→ Records for the task:

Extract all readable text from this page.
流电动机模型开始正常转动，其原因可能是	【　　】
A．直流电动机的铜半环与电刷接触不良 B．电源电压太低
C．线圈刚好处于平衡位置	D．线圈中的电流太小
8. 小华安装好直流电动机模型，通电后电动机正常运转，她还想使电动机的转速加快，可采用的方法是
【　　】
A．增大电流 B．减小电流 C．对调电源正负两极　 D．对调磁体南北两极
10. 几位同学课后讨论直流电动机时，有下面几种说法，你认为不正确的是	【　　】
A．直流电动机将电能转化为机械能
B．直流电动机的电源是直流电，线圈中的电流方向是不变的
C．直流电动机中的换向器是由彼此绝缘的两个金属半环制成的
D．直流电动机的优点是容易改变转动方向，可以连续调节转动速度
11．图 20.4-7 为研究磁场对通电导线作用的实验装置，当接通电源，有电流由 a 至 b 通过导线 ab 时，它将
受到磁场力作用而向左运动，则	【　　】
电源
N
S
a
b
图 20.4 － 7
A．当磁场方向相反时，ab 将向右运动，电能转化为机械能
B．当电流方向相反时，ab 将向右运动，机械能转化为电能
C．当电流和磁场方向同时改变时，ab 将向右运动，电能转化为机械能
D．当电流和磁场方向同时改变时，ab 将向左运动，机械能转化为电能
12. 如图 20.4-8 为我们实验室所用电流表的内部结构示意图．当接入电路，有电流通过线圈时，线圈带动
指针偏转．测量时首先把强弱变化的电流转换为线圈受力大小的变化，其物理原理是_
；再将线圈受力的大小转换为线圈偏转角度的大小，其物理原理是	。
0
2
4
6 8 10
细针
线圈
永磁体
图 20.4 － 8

→ Task statement:
Reproduce every record above exactly as it appears.

→ Response to the task:
Extract all readable text from this page.
流电动机模型开始正常转动，其原因可能是	【　　】
A．直流电动机的铜半环与电刷接触不良 B．电源电压太低
C．线圈刚好处于平衡位置	D．线圈中的电流太小
8. 小华安装好直流电动机模型，通电后电动机正常运转，她还想使电动机的转速加快，可采用的方法是
【　　】
A．增大电流 B．减小电流 C．对调电源正负两极　 D．对调磁体南北两极
10. 几位同学课后讨论直流电动机时，有下面几种说法，你认为不正确的是	【　　】
A．直流电动机将电能转化为机械能
B．直流电动机的电源是直流电，线圈中的电流方向是不变的
C．直流电动机中的换向器是由彼此绝缘的两个金属半环制成的
D．直流电动机的优点是容易改变转动方向，可以连续调节转动速度
11．图 20.4-7 为研究磁场对通电导线作用的实验装置，当接通电源，有电流由 a 至 b 通过导线 ab 时，它将
受到磁场力作用而向左运动，则	【　　】
电源
N
S
a
b
图 20.4 － 7
A．当磁场方向相反时，ab 将向右运动，电能转化为机械能
B．当电流方向相反时，ab 将向右运动，机械能转化为电能
C．当电流和磁场方向同时改变时，ab 将向右运动，电能转化为机械能
D．当电流和磁场方向同时改变时，ab 将向左运动，机械能转化为电能
12. 如图 20.4-8 为我们实验室所用电流表的内部结构示意图．当接入电路，有电流通过线圈时，线圈带动
指针偏转．测量时首先把强弱变化的电流转换为线圈受力大小的变化，其物理原理是_
；再将线圈受力的大小转换为线圈偏转角度的大小，其物理原理是	。
0
2
4
6 8 10
细针
线圈
永磁体
图 20.4 － 8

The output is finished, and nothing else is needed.